* _WHAT NEEDS TO BE DONE_
Reproduce the records below character for character, beginning at the line that contains "List each element" and stopping after the line that contains "candle-body <box>99 299 104 313</box>".

* _MATERIALS PROVIDED_
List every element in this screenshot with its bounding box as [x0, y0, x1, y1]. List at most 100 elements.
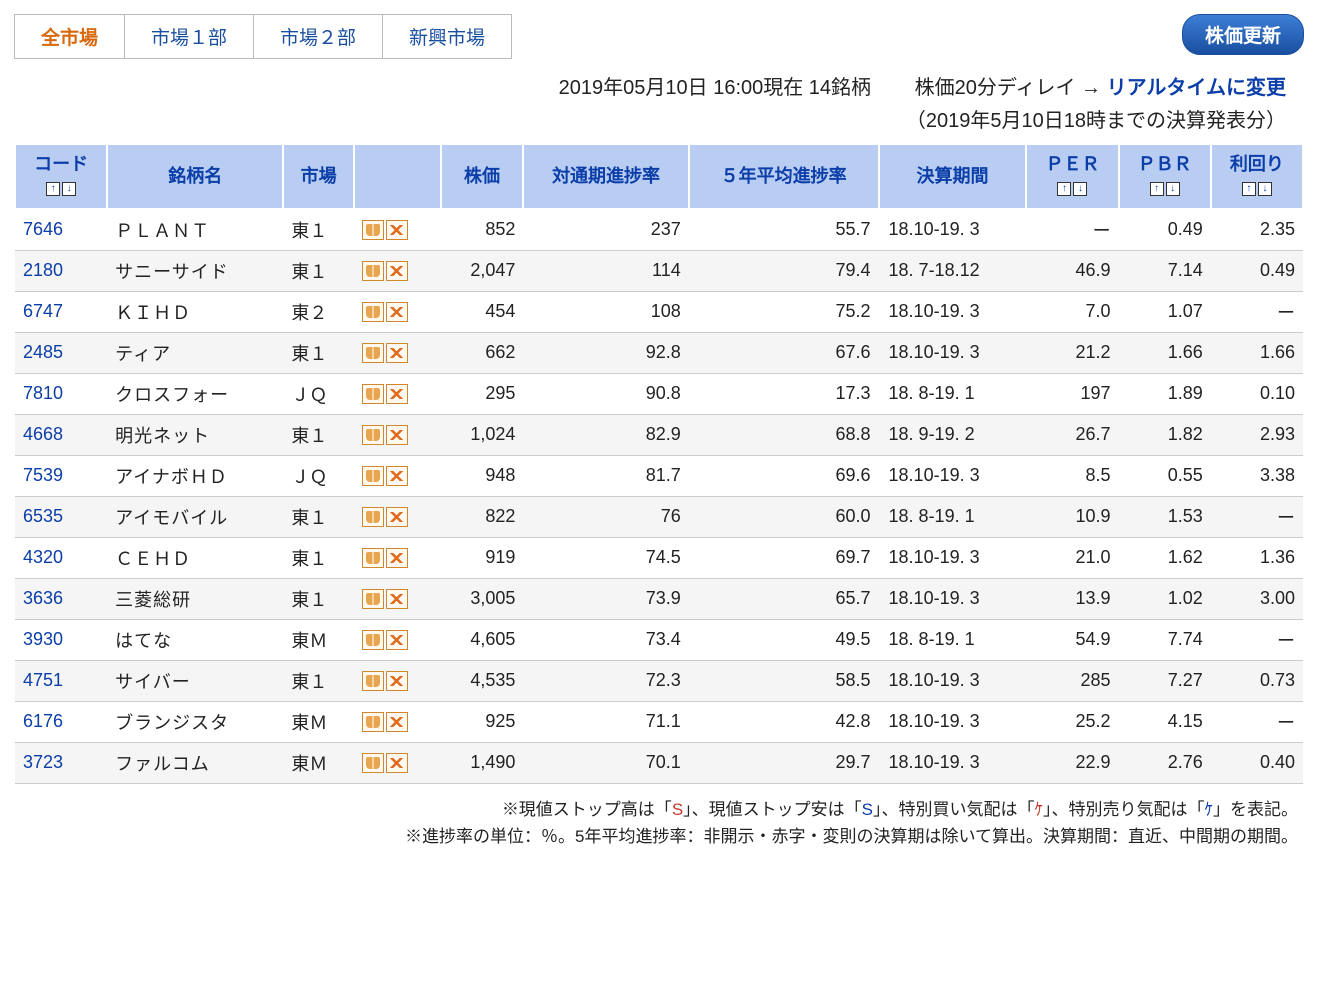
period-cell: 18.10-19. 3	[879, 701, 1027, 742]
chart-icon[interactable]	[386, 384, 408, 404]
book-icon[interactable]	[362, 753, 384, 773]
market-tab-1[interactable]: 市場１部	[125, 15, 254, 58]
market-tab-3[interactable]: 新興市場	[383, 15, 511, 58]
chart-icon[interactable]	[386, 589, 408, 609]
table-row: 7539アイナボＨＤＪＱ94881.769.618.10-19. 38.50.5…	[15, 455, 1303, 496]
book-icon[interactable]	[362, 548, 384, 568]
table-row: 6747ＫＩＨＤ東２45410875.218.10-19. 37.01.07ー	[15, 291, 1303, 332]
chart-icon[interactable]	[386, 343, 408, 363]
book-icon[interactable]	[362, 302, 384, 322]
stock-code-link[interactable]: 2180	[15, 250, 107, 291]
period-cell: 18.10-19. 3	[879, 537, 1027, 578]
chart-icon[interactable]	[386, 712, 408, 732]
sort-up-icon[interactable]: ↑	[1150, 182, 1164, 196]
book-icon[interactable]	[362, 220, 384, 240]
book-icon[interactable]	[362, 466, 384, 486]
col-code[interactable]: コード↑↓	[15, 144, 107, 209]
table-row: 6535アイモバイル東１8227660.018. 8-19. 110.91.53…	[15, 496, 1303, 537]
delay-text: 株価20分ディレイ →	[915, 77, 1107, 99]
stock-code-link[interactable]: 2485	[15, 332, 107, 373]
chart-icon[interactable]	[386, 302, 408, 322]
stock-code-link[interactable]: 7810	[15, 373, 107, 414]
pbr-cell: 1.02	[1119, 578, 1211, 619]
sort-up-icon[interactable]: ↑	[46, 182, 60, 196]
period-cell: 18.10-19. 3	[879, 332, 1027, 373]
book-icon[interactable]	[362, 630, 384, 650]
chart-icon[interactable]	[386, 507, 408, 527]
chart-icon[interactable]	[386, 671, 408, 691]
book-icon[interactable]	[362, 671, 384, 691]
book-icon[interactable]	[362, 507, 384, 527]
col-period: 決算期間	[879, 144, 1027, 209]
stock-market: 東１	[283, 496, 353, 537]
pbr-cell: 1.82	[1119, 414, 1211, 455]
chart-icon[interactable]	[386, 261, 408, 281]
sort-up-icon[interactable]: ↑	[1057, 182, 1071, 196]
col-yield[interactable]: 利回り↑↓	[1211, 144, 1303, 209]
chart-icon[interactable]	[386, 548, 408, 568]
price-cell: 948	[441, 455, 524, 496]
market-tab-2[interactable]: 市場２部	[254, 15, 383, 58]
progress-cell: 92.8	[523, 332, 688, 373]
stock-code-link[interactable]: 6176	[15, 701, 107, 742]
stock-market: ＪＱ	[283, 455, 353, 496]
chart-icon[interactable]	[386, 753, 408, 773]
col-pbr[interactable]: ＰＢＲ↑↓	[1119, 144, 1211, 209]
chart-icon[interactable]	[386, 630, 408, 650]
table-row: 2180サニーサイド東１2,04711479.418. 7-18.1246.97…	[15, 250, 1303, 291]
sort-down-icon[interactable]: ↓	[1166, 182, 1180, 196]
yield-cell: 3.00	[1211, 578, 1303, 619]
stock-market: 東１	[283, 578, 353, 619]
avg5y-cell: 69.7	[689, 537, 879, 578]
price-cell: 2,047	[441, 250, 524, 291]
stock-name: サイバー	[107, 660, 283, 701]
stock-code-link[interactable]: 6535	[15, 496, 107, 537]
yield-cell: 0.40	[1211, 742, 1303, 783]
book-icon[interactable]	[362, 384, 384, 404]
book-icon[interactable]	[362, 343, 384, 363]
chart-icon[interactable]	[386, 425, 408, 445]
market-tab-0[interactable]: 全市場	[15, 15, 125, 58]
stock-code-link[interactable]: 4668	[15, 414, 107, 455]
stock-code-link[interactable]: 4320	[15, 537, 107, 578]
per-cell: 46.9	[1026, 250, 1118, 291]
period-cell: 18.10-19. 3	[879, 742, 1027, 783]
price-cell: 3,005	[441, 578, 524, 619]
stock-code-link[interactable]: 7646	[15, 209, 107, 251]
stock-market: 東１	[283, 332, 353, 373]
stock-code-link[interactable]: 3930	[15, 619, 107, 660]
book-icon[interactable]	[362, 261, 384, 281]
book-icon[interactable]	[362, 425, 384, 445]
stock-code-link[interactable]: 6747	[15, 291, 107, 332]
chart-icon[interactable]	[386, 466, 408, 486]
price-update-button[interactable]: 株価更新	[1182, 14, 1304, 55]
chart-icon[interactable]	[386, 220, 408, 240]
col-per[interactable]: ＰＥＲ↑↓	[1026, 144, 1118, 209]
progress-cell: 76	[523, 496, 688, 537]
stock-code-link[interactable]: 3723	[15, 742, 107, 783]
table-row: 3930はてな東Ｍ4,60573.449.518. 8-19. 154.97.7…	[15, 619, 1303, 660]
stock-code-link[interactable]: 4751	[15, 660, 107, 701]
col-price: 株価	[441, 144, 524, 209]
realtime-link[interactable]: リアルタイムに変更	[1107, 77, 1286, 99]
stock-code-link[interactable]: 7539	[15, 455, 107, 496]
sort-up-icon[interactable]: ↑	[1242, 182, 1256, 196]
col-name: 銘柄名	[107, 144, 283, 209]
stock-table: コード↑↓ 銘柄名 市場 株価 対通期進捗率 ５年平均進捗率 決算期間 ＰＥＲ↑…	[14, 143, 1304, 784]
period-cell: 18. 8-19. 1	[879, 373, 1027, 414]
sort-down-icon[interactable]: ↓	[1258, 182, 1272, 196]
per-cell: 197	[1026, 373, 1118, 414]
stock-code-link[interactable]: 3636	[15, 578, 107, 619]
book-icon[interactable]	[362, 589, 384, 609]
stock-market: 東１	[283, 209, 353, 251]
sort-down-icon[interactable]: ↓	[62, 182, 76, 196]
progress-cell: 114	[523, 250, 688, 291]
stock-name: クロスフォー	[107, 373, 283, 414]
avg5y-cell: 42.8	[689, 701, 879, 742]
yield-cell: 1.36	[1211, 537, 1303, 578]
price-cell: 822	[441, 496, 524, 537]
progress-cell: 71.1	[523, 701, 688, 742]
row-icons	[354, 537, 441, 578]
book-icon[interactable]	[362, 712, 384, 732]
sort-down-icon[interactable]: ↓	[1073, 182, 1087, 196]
--
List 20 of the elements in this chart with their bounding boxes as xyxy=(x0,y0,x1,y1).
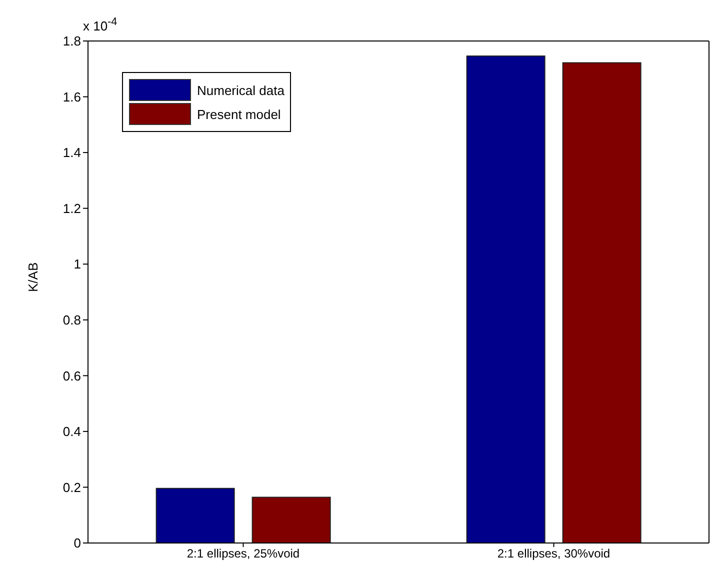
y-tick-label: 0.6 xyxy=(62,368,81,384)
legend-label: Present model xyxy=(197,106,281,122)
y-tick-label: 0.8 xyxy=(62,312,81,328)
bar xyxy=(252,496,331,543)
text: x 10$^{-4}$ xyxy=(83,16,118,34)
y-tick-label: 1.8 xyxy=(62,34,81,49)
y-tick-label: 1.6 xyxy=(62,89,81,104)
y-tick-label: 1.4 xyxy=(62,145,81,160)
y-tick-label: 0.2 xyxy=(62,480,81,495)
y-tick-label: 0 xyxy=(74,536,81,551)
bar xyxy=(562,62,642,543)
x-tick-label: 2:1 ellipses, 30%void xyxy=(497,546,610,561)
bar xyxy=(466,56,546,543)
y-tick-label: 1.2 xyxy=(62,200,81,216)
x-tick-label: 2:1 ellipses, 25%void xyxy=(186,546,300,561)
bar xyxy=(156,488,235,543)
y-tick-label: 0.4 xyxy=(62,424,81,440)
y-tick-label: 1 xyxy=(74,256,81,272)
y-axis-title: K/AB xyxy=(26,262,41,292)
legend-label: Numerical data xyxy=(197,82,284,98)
==
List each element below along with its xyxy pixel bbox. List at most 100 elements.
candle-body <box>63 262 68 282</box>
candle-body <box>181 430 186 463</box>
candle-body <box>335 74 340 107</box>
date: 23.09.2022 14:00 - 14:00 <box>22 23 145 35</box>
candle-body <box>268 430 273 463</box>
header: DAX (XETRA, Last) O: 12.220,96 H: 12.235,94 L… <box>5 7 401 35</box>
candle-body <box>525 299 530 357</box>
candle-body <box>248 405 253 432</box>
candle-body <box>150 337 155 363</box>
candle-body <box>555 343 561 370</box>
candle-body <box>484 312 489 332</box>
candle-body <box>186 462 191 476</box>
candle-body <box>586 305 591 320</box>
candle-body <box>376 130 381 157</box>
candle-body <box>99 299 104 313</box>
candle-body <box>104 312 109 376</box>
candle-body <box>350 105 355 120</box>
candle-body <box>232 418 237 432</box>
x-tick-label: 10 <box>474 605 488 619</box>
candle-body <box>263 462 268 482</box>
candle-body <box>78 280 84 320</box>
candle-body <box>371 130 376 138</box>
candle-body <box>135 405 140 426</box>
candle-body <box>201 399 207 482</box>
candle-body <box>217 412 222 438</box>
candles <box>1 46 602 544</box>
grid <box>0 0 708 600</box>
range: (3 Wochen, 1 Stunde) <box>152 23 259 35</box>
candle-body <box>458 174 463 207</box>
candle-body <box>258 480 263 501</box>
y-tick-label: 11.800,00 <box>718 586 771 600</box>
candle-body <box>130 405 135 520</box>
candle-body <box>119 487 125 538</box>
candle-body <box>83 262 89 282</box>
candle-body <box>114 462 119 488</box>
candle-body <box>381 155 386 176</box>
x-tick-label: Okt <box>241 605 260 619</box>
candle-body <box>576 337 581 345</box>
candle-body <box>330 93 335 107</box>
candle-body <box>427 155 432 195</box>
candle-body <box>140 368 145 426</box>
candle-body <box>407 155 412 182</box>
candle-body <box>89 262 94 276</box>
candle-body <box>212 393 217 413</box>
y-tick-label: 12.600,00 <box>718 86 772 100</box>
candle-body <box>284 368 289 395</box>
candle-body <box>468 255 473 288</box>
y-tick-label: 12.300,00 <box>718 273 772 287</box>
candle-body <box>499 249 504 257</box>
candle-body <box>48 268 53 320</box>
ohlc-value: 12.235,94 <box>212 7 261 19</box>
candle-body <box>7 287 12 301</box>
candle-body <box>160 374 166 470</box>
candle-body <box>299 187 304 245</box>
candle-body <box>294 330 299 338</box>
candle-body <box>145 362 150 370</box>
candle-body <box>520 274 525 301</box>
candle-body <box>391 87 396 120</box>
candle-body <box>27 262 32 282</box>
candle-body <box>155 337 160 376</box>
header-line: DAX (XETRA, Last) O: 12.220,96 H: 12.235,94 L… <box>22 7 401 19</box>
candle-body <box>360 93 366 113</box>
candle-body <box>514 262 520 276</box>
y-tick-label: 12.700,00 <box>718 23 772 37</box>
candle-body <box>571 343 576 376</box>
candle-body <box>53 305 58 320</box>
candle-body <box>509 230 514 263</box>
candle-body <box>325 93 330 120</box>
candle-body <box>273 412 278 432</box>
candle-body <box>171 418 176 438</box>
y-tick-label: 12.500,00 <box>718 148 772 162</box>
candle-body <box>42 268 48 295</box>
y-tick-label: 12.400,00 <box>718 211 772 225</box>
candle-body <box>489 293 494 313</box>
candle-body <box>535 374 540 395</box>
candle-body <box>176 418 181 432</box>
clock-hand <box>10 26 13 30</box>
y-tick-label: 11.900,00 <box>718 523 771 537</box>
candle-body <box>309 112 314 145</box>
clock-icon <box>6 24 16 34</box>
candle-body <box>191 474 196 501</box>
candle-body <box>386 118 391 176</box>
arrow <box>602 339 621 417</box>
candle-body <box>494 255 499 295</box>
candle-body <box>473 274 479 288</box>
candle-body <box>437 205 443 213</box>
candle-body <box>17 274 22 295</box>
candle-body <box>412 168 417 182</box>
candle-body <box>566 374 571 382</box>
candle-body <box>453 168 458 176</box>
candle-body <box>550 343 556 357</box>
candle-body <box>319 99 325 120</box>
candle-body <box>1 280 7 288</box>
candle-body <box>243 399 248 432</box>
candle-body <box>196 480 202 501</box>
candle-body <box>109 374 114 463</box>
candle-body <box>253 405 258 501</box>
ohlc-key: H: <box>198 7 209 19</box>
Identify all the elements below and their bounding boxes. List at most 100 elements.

* _FINISHED TASK_
List each element below along with its xyxy pixel bbox. List at most 100 elements.
candle-body <box>63 262 68 282</box>
candle-body <box>181 430 186 463</box>
candle-body <box>335 74 340 107</box>
date: 23.09.2022 14:00 - 14:00 <box>22 23 145 35</box>
candle-body <box>268 430 273 463</box>
header: DAX (XETRA, Last) O: 12.220,96 H: 12.235,94 L… <box>5 7 401 35</box>
candle-body <box>525 299 530 357</box>
candle-body <box>248 405 253 432</box>
candle-body <box>150 337 155 363</box>
candle-body <box>555 343 561 370</box>
candle-body <box>484 312 489 332</box>
candle-body <box>186 462 191 476</box>
candle-body <box>586 305 591 320</box>
candle-body <box>376 130 381 157</box>
candle-body <box>99 299 104 313</box>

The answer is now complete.